## Problems to work on
1. In the passage on ISRO's cryogenic engine work, rewrite the paragraph that begins "The first indigenous flight stage flew" as a short bulleted list that keeps its main facts.
2. Based on the passage on ISRO's cryogenic engine work, decide whether each statement below agrees with it. Answer yes or no for each one, and quote the words from the passage that settle it.
(a) The LH2 plant was set up under a contract with Linde AG.
(b) The first test of engine A0 ran for its full planned duration.
(c) Four of the six launches that used Russian stages were failures.
3. According to the passage on ISRO's cryogenic engine work, what replaced the pyrotechnic igniter after the failure analysis?

## Reading passage
==========
For cryogenic operations, new facilities had to be created. ISRO established LH2 and LOX production plants at Mahendragiri. An integrated LH2 plant at 500 kg/d capacity was set up under a contract with Linde AG, Germany, in 1995. Since cryogenic filling operations before the launch are a great deal more complex than filling operations for earth-storable liquid propellants such as UDMH and NO, a separate contract with Glavkosmos was arrived at for establishing the cryogenic propellant filling plant at the SHAR launch complex. For fabrication of engine and stage hardware of the main engine and stage systems, infrastructure was established at Godrej, and MTAR, Hyderabad, and Hindustan Aeronautics Limited, Bangalore.

The first indigenous engine, A0 was tested on February 16, 2000. The test failed after firing for only 13.7 seconds, and when it was aborted by manual intervention as a fire was detected around the engine ion test stand. The engine and hardware were totally damaged. The first test with A1 was terminated prematurely too as the ignition did not take place in the gas generator. Following a failure analysis, the pyrotechnic igniter was replaced by a pyrogen igniter. Following a series of nine tests on A1, accompanied by several problems, changes and modifications of the configuration, the first successful test of A1 happened on February 9, 2002.

A2, whose configuration is similar to A1 but for a few additional subsystems, underwent 10 tests, including an endurance test that lasted for 1,000 s. The first vernier engine was successfully tested at the subscale test facility using GH2 and LOX on June 25, 2001. According to Ramakrishnan, after extensive development and qualification tests at engine level, the indigenous stage was realised and subjected to successful hot test for the flight duration of 720 s on November 15, 2007. The tests confirmed that the indigenised engine was capable of delivering 27 per cent more thrust than the Russian version.

Indigenous flight stage

The first indigenous flight stage flew in the developmental flight GSLV-D3 on April 15, 2010. The engine fired successfully but could not develop the requisite thrust owing to a malfunction of the LH2 turbo pump. Before the first successful launch of D5 took place, nearly 40 hot tests on seven main engines for a cumulative duration of nearly 8,000 s and about 80 firings on 18 steering engines for a cumulative duration of about 10,500 s had been carried out.

The idea to replicate the Russian design for GSLV-MkII was done with a view to minimise the development time and lessen the risks for early operationalisation of the GSLV. From that perspective, even the special materials required for the engine and stage were procured from Russia by 1996 and successfully indigenised. Also, the six launches with the Russian stages, of which four were failures, however, have given ISRO scientists the necessary lessons for successful indigenisation (see interview with K. Radhakrishnan).
==========
## Data section
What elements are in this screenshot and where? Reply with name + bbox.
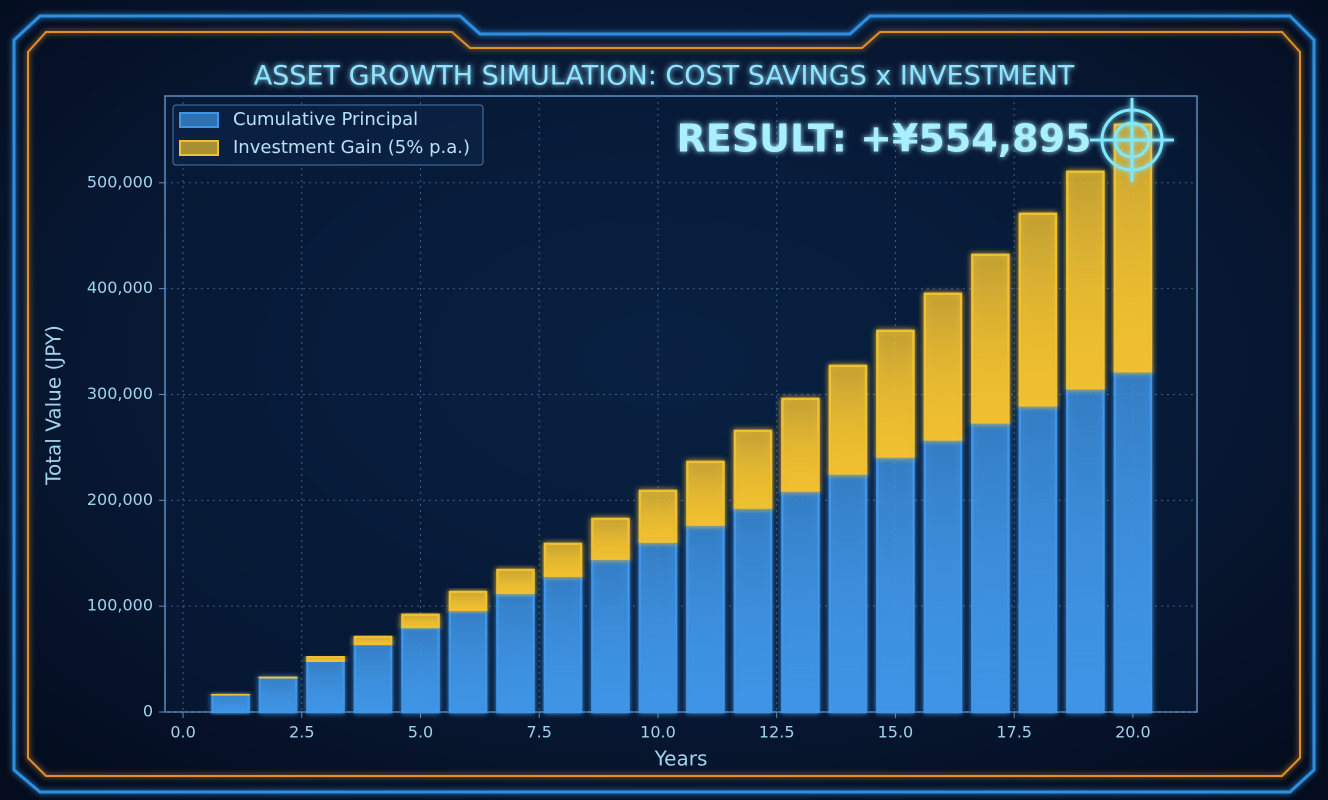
==========
## Solutions by task
1.
- The first indigenous flight stage flew on the developmental flight GSLV-D3 on April 15, 2010.
- The engine fired but did not reach the required thrust because the LH2 turbo pump malfunctioned.
- Before the first successful launch of D5, nearly 40 hot tests were run on seven main engines, for a total of nearly 8,000 s.
- About 80 firings were also run on 18 steering engines, for a total of about 10,500 s.

2.
(a) Yes: "An integrated LH2 plant at 500 kg/d capacity was set up under a contract with Linde AG, Germany, in 1995."
(b) No: "The test failed after firing for only 13.7 seconds"
(c) Yes: "the six launches with the Russian stages, of which four were failures"

3. A pyrogen igniter.